#### SHORT TASK:
Return all the entries exactly, keeping pictures out.

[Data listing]

____

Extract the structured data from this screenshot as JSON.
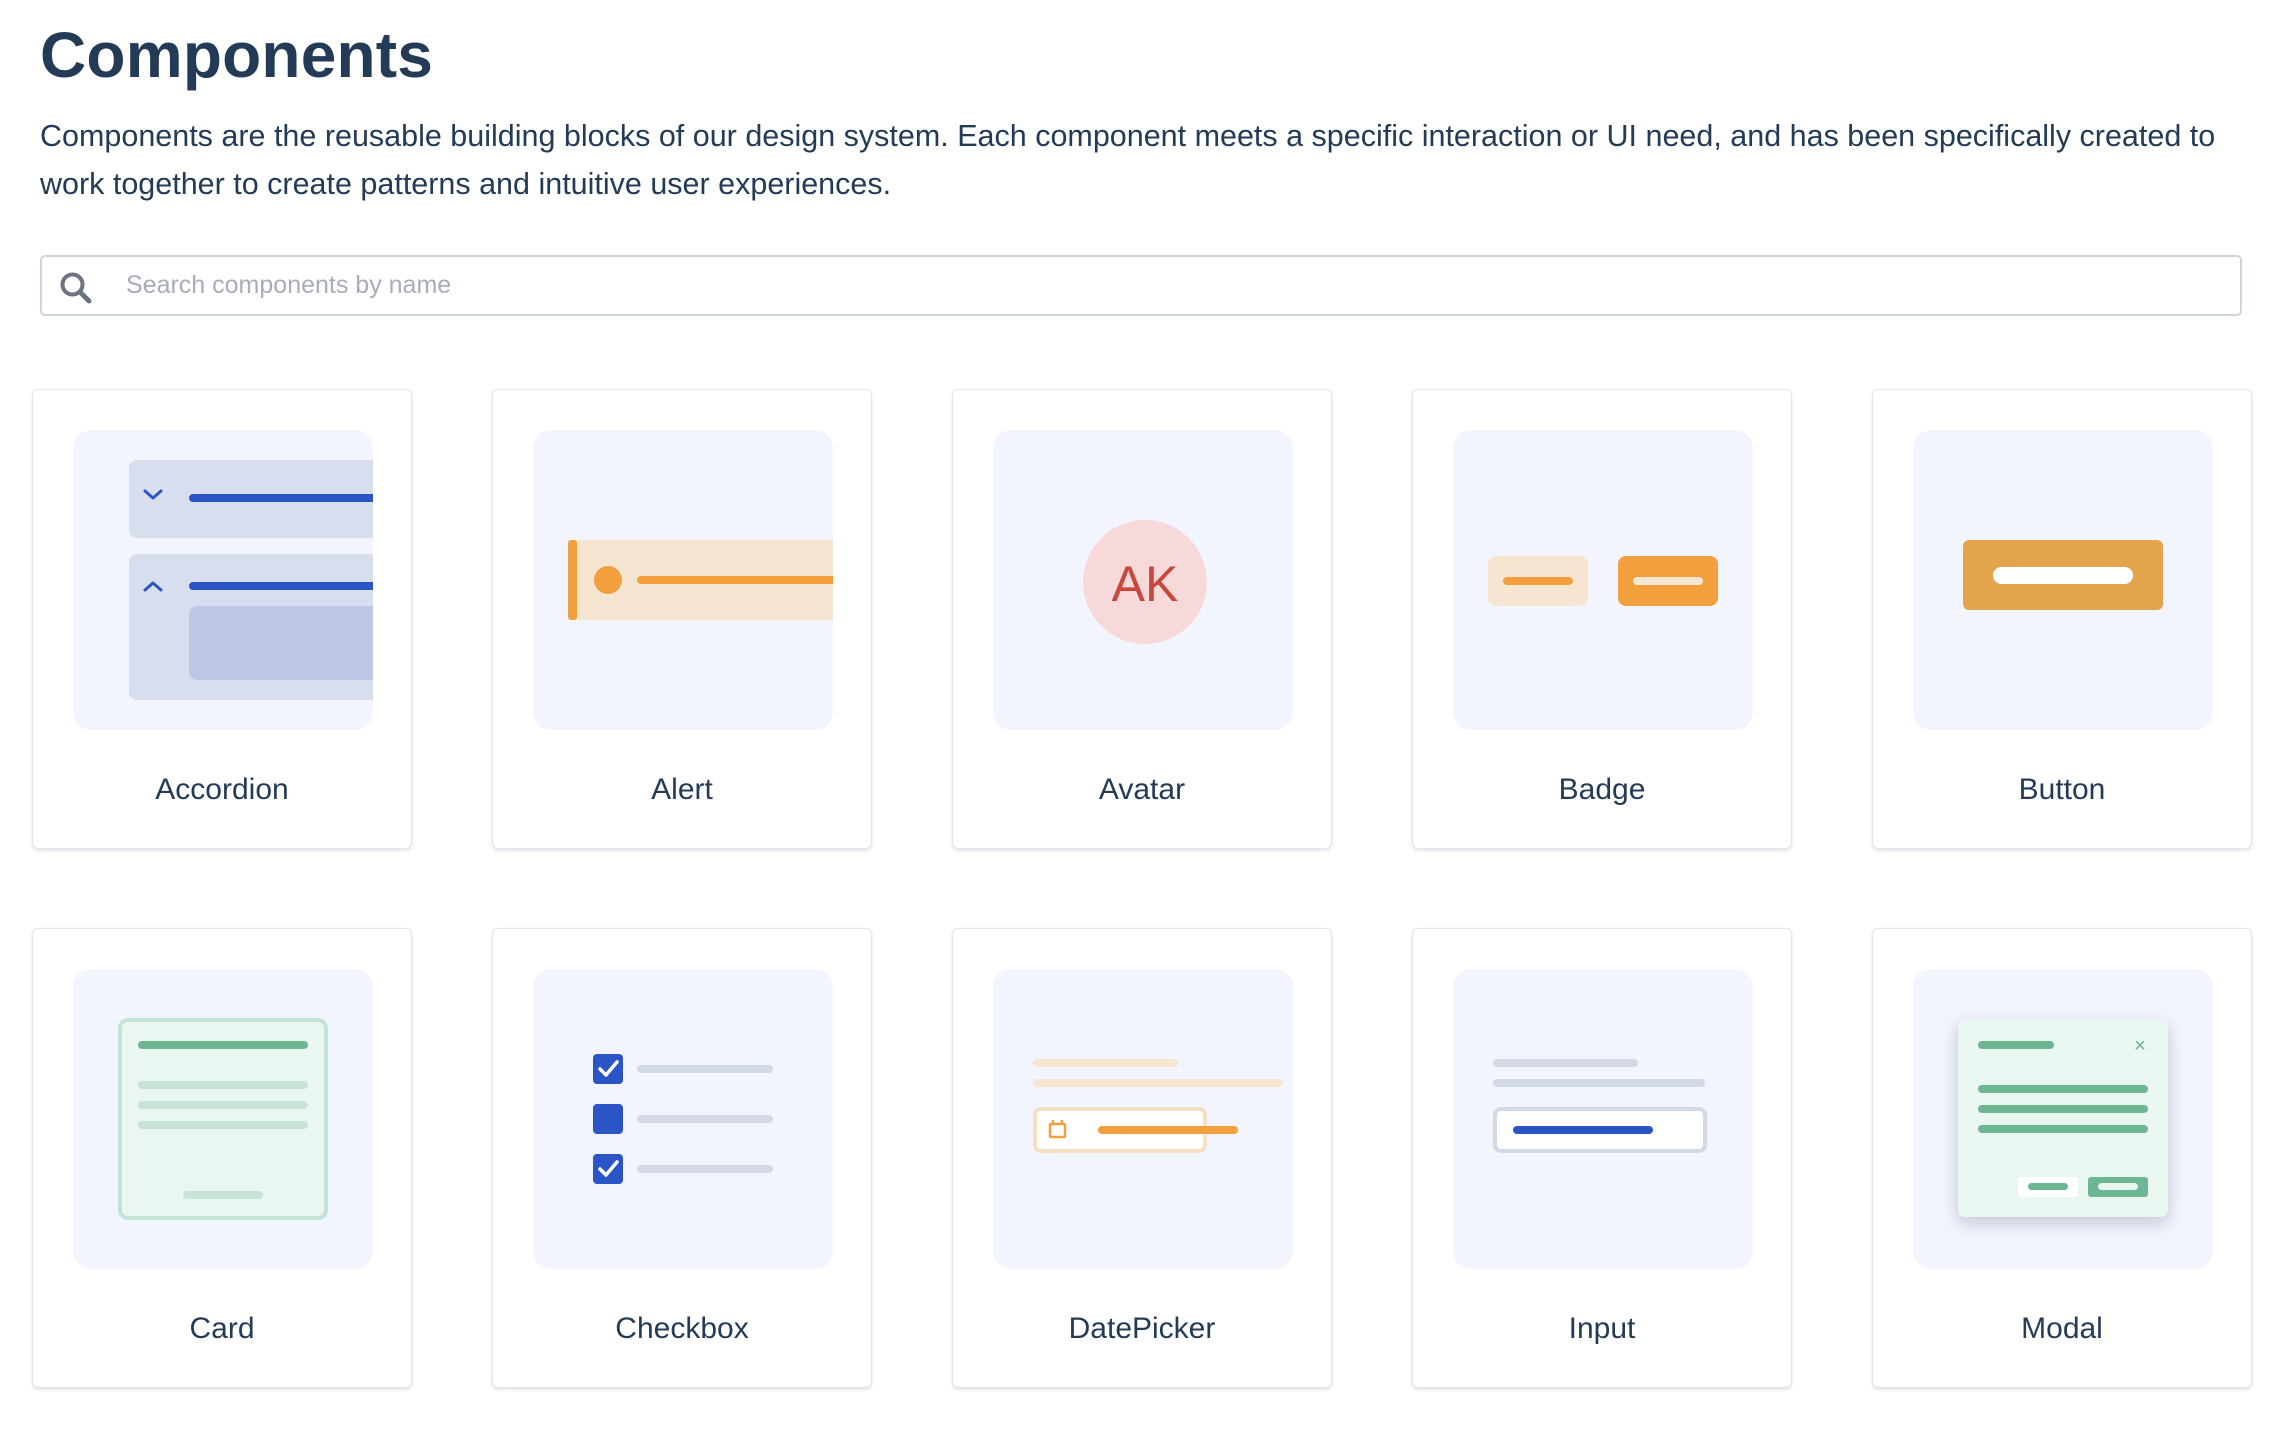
{
  "header": {
    "title": "Components",
    "description": "Components are the reusable building blocks of our design system. Each component meets a specific interaction or UI need, and has been specifically created to work together to create patterns and intuitive user experiences."
  },
  "search": {
    "placeholder": "Search components by name",
    "value": "",
    "icon": "search-icon"
  },
  "components": [
    {
      "label": "Accordion"
    },
    {
      "label": "Alert"
    },
    {
      "label": "Avatar",
      "initials": "AK"
    },
    {
      "label": "Badge"
    },
    {
      "label": "Button"
    },
    {
      "label": "Card"
    },
    {
      "label": "Checkbox"
    },
    {
      "label": "DatePicker"
    },
    {
      "label": "Input"
    },
    {
      "label": "Modal",
      "close_glyph": "×"
    }
  ],
  "colors": {
    "heading": "#243b57",
    "thumb_bg": "#f2f5fd",
    "blue": "#2b55c6",
    "orange": "#f2a03d",
    "green": "#6db694"
  }
}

____

#### RESULT:
Extract the structured data from this screenshot as JSON.
{
  "header": {
    "title": "Components",
    "description": "Components are the reusable building blocks of our design system. Each component meets a specific interaction or UI need, and has been specifically created to work together to create patterns and intuitive user experiences."
  },
  "search": {
    "placeholder": "Search components by name",
    "value": "",
    "icon": "search-icon"
  },
  "components": [
    {
      "label": "Accordion"
    },
    {
      "label": "Alert"
    },
    {
      "label": "Avatar",
      "initials": "AK"
    },
    {
      "label": "Badge"
    },
    {
      "label": "Button"
    },
    {
      "label": "Card"
    },
    {
      "label": "Checkbox"
    },
    {
      "label": "DatePicker"
    },
    {
      "label": "Input"
    },
    {
      "label": "Modal",
      "close_glyph": "×"
    }
  ],
  "colors": {
    "heading": "#243b57",
    "thumb_bg": "#f2f5fd",
    "blue": "#2b55c6",
    "orange": "#f2a03d",
    "green": "#6db694"
  }
}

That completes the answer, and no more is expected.